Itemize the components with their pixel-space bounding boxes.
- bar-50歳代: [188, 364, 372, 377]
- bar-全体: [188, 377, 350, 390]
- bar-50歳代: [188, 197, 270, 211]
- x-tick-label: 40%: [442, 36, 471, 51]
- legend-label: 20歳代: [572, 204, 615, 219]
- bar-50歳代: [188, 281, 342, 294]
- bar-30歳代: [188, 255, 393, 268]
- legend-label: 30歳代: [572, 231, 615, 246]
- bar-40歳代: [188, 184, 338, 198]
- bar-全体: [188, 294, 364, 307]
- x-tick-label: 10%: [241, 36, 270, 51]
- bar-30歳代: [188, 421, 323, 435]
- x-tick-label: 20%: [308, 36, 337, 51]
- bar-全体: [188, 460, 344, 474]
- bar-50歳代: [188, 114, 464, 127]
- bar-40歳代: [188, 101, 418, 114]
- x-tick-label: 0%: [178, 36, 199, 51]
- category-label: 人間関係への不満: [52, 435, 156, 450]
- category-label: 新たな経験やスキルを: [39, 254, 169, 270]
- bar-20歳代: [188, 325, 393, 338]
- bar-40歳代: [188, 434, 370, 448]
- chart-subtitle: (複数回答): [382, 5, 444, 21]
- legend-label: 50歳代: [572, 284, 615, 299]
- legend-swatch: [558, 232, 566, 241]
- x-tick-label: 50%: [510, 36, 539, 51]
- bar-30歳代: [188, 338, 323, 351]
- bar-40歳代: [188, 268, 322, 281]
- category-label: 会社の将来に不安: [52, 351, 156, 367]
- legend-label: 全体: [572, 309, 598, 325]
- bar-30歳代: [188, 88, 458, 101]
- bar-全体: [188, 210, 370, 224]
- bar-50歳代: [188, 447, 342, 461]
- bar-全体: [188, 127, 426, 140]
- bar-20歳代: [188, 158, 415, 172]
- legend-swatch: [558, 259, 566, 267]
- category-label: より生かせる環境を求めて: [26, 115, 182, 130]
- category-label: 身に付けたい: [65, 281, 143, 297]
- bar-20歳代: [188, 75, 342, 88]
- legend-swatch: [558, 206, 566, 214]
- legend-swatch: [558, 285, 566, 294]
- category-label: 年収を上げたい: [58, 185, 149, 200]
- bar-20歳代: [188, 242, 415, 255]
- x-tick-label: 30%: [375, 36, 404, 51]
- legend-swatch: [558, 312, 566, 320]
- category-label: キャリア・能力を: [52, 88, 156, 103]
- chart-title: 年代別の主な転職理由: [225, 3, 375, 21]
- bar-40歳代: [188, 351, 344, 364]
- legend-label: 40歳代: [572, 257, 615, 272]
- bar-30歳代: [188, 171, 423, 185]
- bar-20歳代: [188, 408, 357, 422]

--

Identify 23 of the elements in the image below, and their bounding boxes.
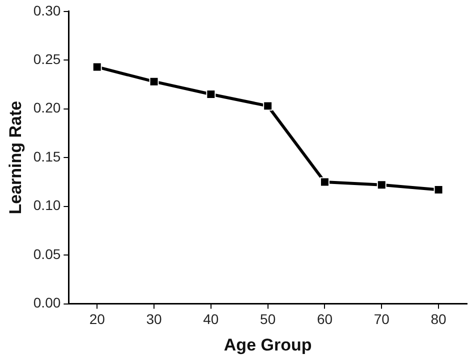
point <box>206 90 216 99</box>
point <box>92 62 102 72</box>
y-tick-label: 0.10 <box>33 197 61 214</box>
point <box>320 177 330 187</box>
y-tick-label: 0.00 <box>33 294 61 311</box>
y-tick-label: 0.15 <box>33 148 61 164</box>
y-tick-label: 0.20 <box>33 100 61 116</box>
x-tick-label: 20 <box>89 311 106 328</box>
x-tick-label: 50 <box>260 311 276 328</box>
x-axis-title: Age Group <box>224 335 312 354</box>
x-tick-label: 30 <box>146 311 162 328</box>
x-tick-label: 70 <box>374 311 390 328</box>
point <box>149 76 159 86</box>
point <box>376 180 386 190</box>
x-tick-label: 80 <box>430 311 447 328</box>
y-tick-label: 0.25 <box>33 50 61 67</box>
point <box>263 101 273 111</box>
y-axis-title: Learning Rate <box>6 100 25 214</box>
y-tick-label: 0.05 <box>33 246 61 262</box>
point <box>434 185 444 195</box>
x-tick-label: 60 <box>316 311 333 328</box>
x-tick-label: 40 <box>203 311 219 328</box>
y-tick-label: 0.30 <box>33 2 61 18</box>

### The problem
Rewrite the lines from the one containing "Itemize the components" up to and including the one containing "- bar-30歳代: [188, 255, 393, 268]", substituting "bar-fifties" for "bar-50歳代" and leaving everything else unchanged.

### Written response
Itemize the components with their pixel-space bounding boxes.
- bar-fifties: [188, 364, 372, 377]
- bar-全体: [188, 377, 350, 390]
- bar-fifties: [188, 197, 270, 211]
- x-tick-label: 40%: [442, 36, 471, 51]
- legend-label: 20歳代: [572, 204, 615, 219]
- bar-fifties: [188, 281, 342, 294]
- bar-30歳代: [188, 255, 393, 268]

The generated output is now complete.